Return every line below as is, leaving out the pictures.

++++++

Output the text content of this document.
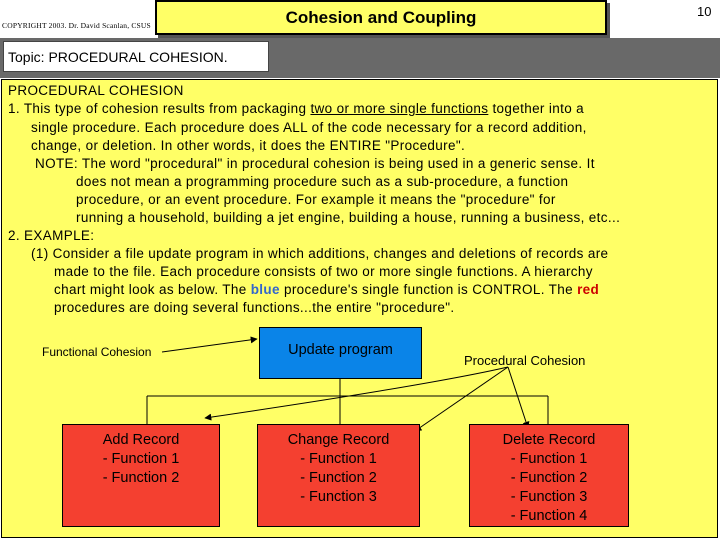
COPYRIGHT 2003. Dr. David Scanlan, CSUS	Cohesion and Coupling	10
Topic: PROCEDURAL COHESION.
PROCEDURAL COHESION
1. This type of cohesion results from packaging two or more single functions together into a
single procedure. Each procedure does ALL of the code necessary for a record addition,
change, or deletion. In other words, it does the ENTIRE "Procedure".
NOTE: The word "procedural" in procedural cohesion is being used in a generic sense. It
does not mean a programming procedure such as a sub-procedure, a function
procedure, or an event procedure. For example it means the "procedure" for
running a household, building a jet engine, building a house, running a business, etc...
2. EXAMPLE:
(1) Consider a file update program in which additions, changes and deletions of records are
made to the file. Each procedure consists of two or more single functions. A hierarchy
chart might look as below. The blue procedure's single function is CONTROL. The red
procedures are doing several functions...the entire "procedure".
Functional Cohesion
Procedural Cohesion
Update program
Add Record
- Function 1
- Function 2
Change Record
- Function 1
- Function 2
- Function 3
Delete Record
- Function 1
- Function 2
- Function 3
- Function 4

++++++

◆ Solution
Output the text content of this document.
COPYRIGHT 2003. Dr. David Scanlan, CSUS	Cohesion and Coupling	10
Topic: PROCEDURAL COHESION.
PROCEDURAL COHESION
1. This type of cohesion results from packaging two or more single functions together into a
single procedure. Each procedure does ALL of the code necessary for a record addition,
change, or deletion. In other words, it does the ENTIRE "Procedure".
NOTE: The word "procedural" in procedural cohesion is being used in a generic sense. It
does not mean a programming procedure such as a sub-procedure, a function
procedure, or an event procedure. For example it means the "procedure" for
running a household, building a jet engine, building a house, running a business, etc...
2. EXAMPLE:
(1) Consider a file update program in which additions, changes and deletions of records are
made to the file. Each procedure consists of two or more single functions. A hierarchy
chart might look as below. The blue procedure's single function is CONTROL. The red
procedures are doing several functions...the entire "procedure".
Functional Cohesion
Procedural Cohesion
Update program
Add Record
- Function 1
- Function 2
Change Record
- Function 1
- Function 2
- Function 3
Delete Record
- Function 1
- Function 2
- Function 3
- Function 4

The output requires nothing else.